(Extracted records)
>>

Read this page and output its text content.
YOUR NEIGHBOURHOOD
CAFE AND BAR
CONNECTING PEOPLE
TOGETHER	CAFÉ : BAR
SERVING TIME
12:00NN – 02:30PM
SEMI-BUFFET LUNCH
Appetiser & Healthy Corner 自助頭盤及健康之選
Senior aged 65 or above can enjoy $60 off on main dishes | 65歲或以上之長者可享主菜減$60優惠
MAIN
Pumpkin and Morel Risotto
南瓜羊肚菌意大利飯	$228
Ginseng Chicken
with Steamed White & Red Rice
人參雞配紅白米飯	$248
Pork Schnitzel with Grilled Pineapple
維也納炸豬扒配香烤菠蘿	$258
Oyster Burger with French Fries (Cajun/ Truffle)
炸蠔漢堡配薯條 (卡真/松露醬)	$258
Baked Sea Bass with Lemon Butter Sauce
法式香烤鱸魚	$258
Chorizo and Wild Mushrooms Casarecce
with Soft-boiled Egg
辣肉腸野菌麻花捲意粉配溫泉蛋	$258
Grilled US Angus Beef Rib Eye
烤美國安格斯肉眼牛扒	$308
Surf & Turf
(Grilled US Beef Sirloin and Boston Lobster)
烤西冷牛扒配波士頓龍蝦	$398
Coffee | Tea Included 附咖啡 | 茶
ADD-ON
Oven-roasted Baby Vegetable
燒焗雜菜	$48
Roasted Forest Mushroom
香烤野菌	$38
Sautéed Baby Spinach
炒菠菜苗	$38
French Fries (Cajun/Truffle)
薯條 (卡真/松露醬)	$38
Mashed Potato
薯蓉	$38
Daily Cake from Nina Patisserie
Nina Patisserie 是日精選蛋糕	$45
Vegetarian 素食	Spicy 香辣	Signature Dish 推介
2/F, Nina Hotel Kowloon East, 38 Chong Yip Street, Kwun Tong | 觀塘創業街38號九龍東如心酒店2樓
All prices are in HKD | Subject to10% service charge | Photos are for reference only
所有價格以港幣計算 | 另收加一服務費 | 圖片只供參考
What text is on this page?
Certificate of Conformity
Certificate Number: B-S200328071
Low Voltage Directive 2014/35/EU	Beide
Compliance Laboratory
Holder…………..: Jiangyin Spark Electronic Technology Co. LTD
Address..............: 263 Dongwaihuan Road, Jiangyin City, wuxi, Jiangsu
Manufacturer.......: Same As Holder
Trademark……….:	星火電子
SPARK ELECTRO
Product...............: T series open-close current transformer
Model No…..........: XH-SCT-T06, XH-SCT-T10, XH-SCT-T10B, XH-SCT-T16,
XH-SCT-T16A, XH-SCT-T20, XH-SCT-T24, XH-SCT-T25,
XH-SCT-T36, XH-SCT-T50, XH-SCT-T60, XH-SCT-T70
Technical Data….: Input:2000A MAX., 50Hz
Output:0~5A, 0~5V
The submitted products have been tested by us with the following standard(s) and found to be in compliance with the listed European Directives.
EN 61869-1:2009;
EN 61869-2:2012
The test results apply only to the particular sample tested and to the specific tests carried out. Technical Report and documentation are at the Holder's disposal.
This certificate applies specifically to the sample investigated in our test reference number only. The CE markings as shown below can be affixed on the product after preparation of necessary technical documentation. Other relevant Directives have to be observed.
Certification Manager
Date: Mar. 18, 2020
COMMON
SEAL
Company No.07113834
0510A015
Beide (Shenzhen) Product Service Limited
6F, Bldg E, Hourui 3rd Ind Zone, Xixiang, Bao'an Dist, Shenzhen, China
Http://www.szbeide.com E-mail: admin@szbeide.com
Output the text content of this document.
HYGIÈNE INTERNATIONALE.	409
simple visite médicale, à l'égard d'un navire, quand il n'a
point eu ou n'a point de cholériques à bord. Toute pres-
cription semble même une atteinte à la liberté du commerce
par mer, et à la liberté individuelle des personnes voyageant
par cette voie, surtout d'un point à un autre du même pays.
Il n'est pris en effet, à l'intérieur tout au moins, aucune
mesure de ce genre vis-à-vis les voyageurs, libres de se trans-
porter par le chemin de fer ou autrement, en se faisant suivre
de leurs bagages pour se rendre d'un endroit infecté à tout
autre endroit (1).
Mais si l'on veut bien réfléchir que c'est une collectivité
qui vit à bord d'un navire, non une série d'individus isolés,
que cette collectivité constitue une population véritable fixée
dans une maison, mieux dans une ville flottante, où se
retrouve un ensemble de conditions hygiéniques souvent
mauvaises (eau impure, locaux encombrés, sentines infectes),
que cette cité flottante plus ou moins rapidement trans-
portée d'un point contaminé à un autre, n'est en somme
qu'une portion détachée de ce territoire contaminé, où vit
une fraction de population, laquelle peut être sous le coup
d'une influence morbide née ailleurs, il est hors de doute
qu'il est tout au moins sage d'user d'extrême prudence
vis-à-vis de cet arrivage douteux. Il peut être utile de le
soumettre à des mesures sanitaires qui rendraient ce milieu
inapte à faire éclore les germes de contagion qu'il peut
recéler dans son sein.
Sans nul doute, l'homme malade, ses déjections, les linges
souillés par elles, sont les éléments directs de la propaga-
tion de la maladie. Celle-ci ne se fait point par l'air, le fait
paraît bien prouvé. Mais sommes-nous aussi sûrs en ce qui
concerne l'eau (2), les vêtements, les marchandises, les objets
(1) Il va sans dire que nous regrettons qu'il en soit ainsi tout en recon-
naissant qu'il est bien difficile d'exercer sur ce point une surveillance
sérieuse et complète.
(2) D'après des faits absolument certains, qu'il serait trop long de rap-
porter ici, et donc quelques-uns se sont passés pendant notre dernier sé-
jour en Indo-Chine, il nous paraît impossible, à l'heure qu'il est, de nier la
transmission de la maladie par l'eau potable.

<<

Every entry above should be retyped exactly as shown.

**CORRECT ANSWER:**
Read this page and output its text content.
YOUR NEIGHBOURHOOD
CAFE AND BAR
CONNECTING PEOPLE
TOGETHER	CAFÉ : BAR
SERVING TIME
12:00NN – 02:30PM
SEMI-BUFFET LUNCH
Appetiser & Healthy Corner 自助頭盤及健康之選
Senior aged 65 or above can enjoy $60 off on main dishes | 65歲或以上之長者可享主菜減$60優惠
MAIN
Pumpkin and Morel Risotto
南瓜羊肚菌意大利飯	$228
Ginseng Chicken
with Steamed White & Red Rice
人參雞配紅白米飯	$248
Pork Schnitzel with Grilled Pineapple
維也納炸豬扒配香烤菠蘿	$258
Oyster Burger with French Fries (Cajun/ Truffle)
炸蠔漢堡配薯條 (卡真/松露醬)	$258
Baked Sea Bass with Lemon Butter Sauce
法式香烤鱸魚	$258
Chorizo and Wild Mushrooms Casarecce
with Soft-boiled Egg
辣肉腸野菌麻花捲意粉配溫泉蛋	$258
Grilled US Angus Beef Rib Eye
烤美國安格斯肉眼牛扒	$308
Surf & Turf
(Grilled US Beef Sirloin and Boston Lobster)
烤西冷牛扒配波士頓龍蝦	$398
Coffee | Tea Included 附咖啡 | 茶
ADD-ON
Oven-roasted Baby Vegetable
燒焗雜菜	$48
Roasted Forest Mushroom
香烤野菌	$38
Sautéed Baby Spinach
炒菠菜苗	$38
French Fries (Cajun/Truffle)
薯條 (卡真/松露醬)	$38
Mashed Potato
薯蓉	$38
Daily Cake from Nina Patisserie
Nina Patisserie 是日精選蛋糕	$45
Vegetarian 素食	Spicy 香辣	Signature Dish 推介
2/F, Nina Hotel Kowloon East, 38 Chong Yip Street, Kwun Tong | 觀塘創業街38號九龍東如心酒店2樓
All prices are in HKD | Subject to10% service charge | Photos are for reference only
所有價格以港幣計算 | 另收加一服務費 | 圖片只供參考
What text is on this page?
Certificate of Conformity
Certificate Number: B-S200328071
Low Voltage Directive 2014/35/EU	Beide
Compliance Laboratory
Holder…………..: Jiangyin Spark Electronic Technology Co. LTD
Address..............: 263 Dongwaihuan Road, Jiangyin City, wuxi, Jiangsu
Manufacturer.......: Same As Holder
Trademark……….:	星火電子
SPARK ELECTRO
Product...............: T series open-close current transformer
Model No…..........: XH-SCT-T06, XH-SCT-T10, XH-SCT-T10B, XH-SCT-T16,
XH-SCT-T16A, XH-SCT-T20, XH-SCT-T24, XH-SCT-T25,
XH-SCT-T36, XH-SCT-T50, XH-SCT-T60, XH-SCT-T70
Technical Data….: Input:2000A MAX., 50Hz
Output:0~5A, 0~5V
The submitted products have been tested by us with the following standard(s) and found to be in compliance with the listed European Directives.
EN 61869-1:2009;
EN 61869-2:2012
The test results apply only to the particular sample tested and to the specific tests carried out. Technical Report and documentation are at the Holder's disposal.
This certificate applies specifically to the sample investigated in our test reference number only. The CE markings as shown below can be affixed on the product after preparation of necessary technical documentation. Other relevant Directives have to be observed.
Certification Manager
Date: Mar. 18, 2020
COMMON
SEAL
Company No.07113834
0510A015
Beide (Shenzhen) Product Service Limited
6F, Bldg E, Hourui 3rd Ind Zone, Xixiang, Bao'an Dist, Shenzhen, China
Http://www.szbeide.com E-mail: admin@szbeide.com
Output the text content of this document.
HYGIÈNE INTERNATIONALE.	409
simple visite médicale, à l'égard d'un navire, quand il n'a
point eu ou n'a point de cholériques à bord. Toute pres-
cription semble même une atteinte à la liberté du commerce
par mer, et à la liberté individuelle des personnes voyageant
par cette voie, surtout d'un point à un autre du même pays.
Il n'est pris en effet, à l'intérieur tout au moins, aucune
mesure de ce genre vis-à-vis les voyageurs, libres de se trans-
porter par le chemin de fer ou autrement, en se faisant suivre
de leurs bagages pour se rendre d'un endroit infecté à tout
autre endroit (1).
Mais si l'on veut bien réfléchir que c'est une collectivité
qui vit à bord d'un navire, non une série d'individus isolés,
que cette collectivité constitue une population véritable fixée
dans une maison, mieux dans une ville flottante, où se
retrouve un ensemble de conditions hygiéniques souvent
mauvaises (eau impure, locaux encombrés, sentines infectes),
que cette cité flottante plus ou moins rapidement trans-
portée d'un point contaminé à un autre, n'est en somme
qu'une portion détachée de ce territoire contaminé, où vit
une fraction de population, laquelle peut être sous le coup
d'une influence morbide née ailleurs, il est hors de doute
qu'il est tout au moins sage d'user d'extrême prudence
vis-à-vis de cet arrivage douteux. Il peut être utile de le
soumettre à des mesures sanitaires qui rendraient ce milieu
inapte à faire éclore les germes de contagion qu'il peut
recéler dans son sein.
Sans nul doute, l'homme malade, ses déjections, les linges
souillés par elles, sont les éléments directs de la propaga-
tion de la maladie. Celle-ci ne se fait point par l'air, le fait
paraît bien prouvé. Mais sommes-nous aussi sûrs en ce qui
concerne l'eau (2), les vêtements, les marchandises, les objets
(1) Il va sans dire que nous regrettons qu'il en soit ainsi tout en recon-
naissant qu'il est bien difficile d'exercer sur ce point une surveillance
sérieuse et complète.
(2) D'après des faits absolument certains, qu'il serait trop long de rap-
porter ici, et donc quelques-uns se sont passés pendant notre dernier sé-
jour en Indo-Chine, il nous paraît impossible, à l'heure qu'il est, de nier la
transmission de la maladie par l'eau potable.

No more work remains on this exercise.